_Written problem_
For each line below that contains the string "label", copy that line.

###

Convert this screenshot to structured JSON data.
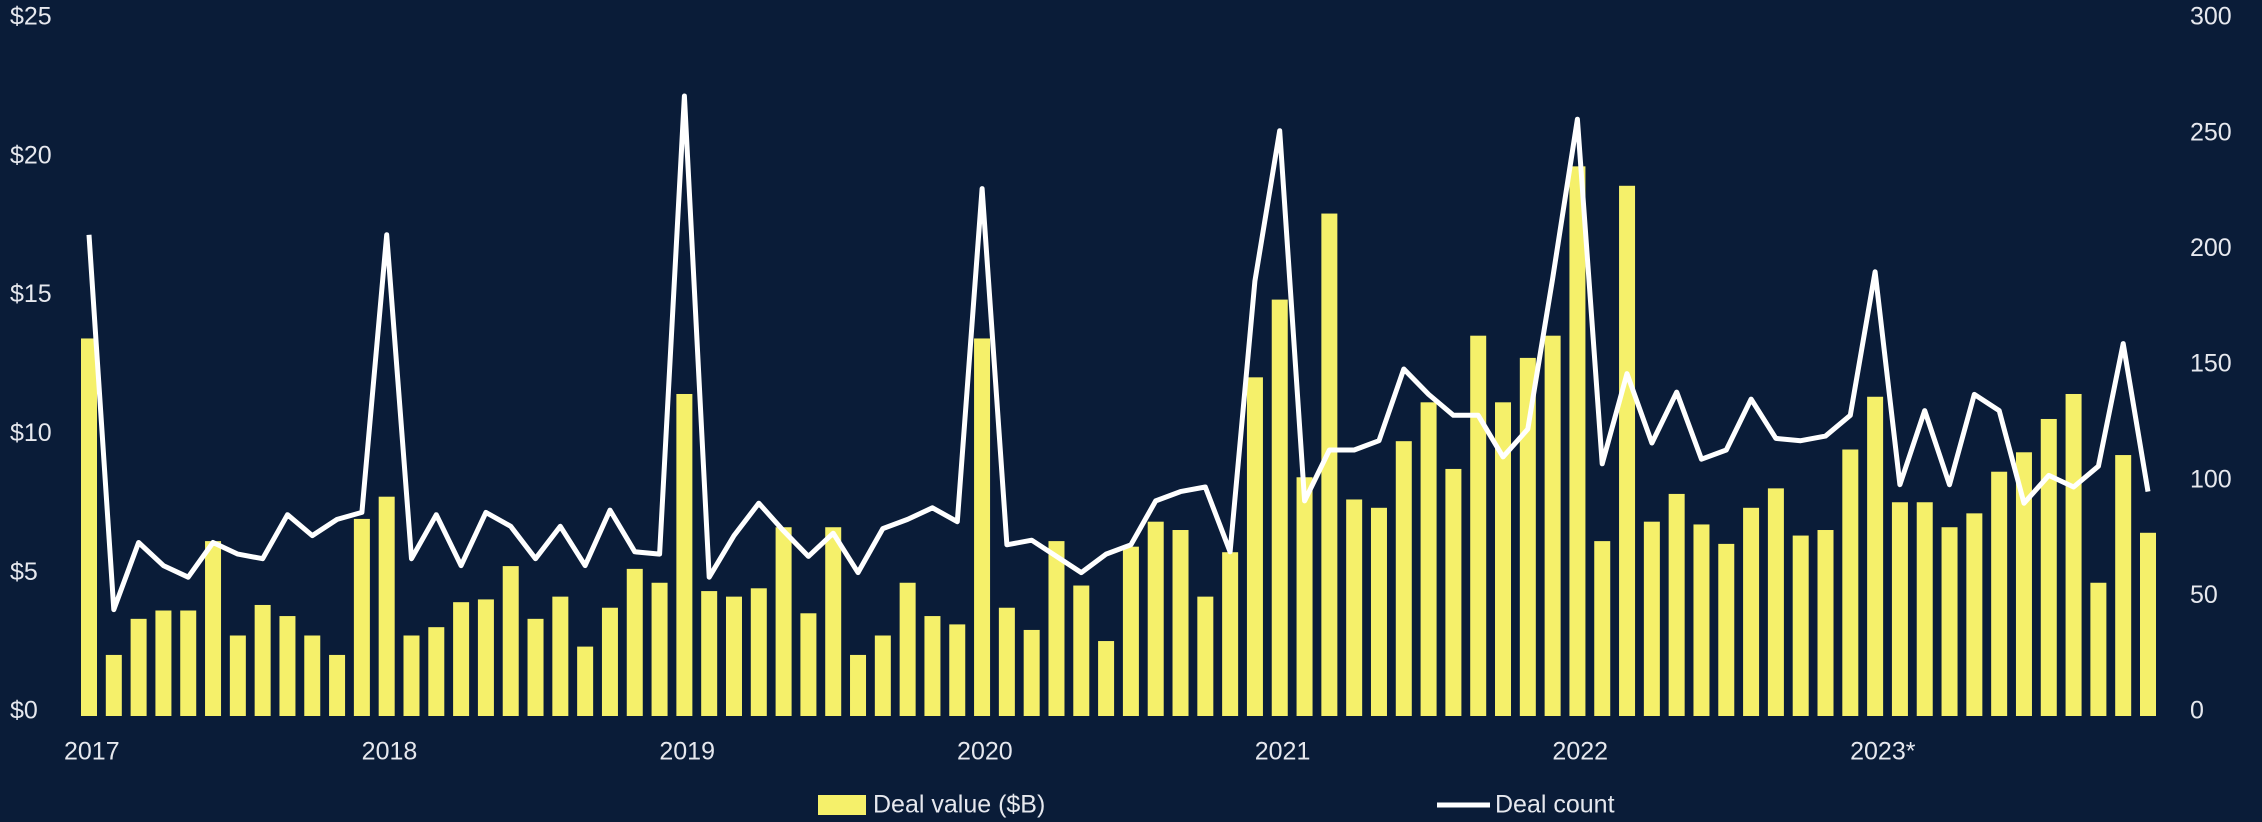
{
  "chart_data": {
    "type": "bar",
    "categories": [
      "2017",
      null,
      null,
      null,
      null,
      null,
      null,
      null,
      null,
      null,
      null,
      null,
      "2018",
      null,
      null,
      null,
      null,
      null,
      null,
      null,
      null,
      null,
      null,
      null,
      "2019",
      null,
      null,
      null,
      null,
      null,
      null,
      null,
      null,
      null,
      null,
      null,
      "2020",
      null,
      null,
      null,
      null,
      null,
      null,
      null,
      null,
      null,
      null,
      null,
      "2021",
      null,
      null,
      null,
      null,
      null,
      null,
      null,
      null,
      null,
      null,
      null,
      "2022",
      null,
      null,
      null,
      null,
      null,
      null,
      null,
      null,
      null,
      null,
      null,
      "2023*",
      null,
      null,
      null,
      null,
      null,
      null,
      null,
      null,
      null,
      null,
      null
    ],
    "series": [
      {
        "name": "Deal value ($B)",
        "type": "bar",
        "color": "#f5f06a",
        "values": [
          13.6,
          2.2,
          3.5,
          3.8,
          3.8,
          6.3,
          2.9,
          4.0,
          3.6,
          2.9,
          2.2,
          7.1,
          7.9,
          2.9,
          3.2,
          4.1,
          4.2,
          5.4,
          3.5,
          4.3,
          2.5,
          3.9,
          5.3,
          4.8,
          11.6,
          4.5,
          4.3,
          4.6,
          6.8,
          3.7,
          6.8,
          2.2,
          2.9,
          4.8,
          3.6,
          3.3,
          13.6,
          3.9,
          3.1,
          6.3,
          4.7,
          2.7,
          6.1,
          7.0,
          6.7,
          4.3,
          5.9,
          12.2,
          15.0,
          8.6,
          18.1,
          7.8,
          7.5,
          9.9,
          11.3,
          8.9,
          13.7,
          11.3,
          12.9,
          13.7,
          19.8,
          6.3,
          19.1,
          7.0,
          8.0,
          6.9,
          6.2,
          7.5,
          8.2,
          6.5,
          6.7,
          9.6,
          11.5,
          7.7,
          7.7,
          6.8,
          7.3,
          8.8,
          9.5,
          10.7,
          11.6,
          4.8,
          9.4,
          6.6
        ]
      },
      {
        "name": "Deal count",
        "type": "line",
        "axis": "y2",
        "color": "#ffffff",
        "values": [
          208,
          46,
          75,
          65,
          60,
          75,
          70,
          68,
          87,
          78,
          85,
          88,
          208,
          68,
          87,
          65,
          88,
          82,
          68,
          82,
          65,
          89,
          71,
          70,
          268,
          60,
          78,
          92,
          80,
          69,
          79,
          62,
          81,
          85,
          90,
          84,
          228,
          74,
          76,
          69,
          62,
          70,
          74,
          93,
          97,
          99,
          71,
          188,
          253,
          93,
          115,
          115,
          119,
          150,
          139,
          130,
          130,
          112,
          124,
          189,
          258,
          109,
          148,
          118,
          140,
          111,
          115,
          137,
          120,
          119,
          121,
          130,
          192,
          100,
          132,
          100,
          139,
          132,
          92,
          104,
          99,
          108,
          161,
          97
        ]
      }
    ],
    "ylim": [
      0,
      25
    ],
    "yticks": [
      {
        "value": 0,
        "label": "$0"
      },
      {
        "value": 5,
        "label": "$5"
      },
      {
        "value": 10,
        "label": "$10"
      },
      {
        "value": 15,
        "label": "$15"
      },
      {
        "value": 20,
        "label": "$20"
      },
      {
        "value": 25,
        "label": "$25"
      }
    ],
    "y2lim": [
      0,
      300
    ],
    "y2ticks": [
      0,
      50,
      100,
      150,
      200,
      250,
      300
    ],
    "grid": false,
    "legend": "bottom"
  }
}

###

_Result for this task_
        "label": "$0"
        "label": "$5"
        "label": "$10"
        "label": "$15"
        "label": "$20"
        "label": "$25"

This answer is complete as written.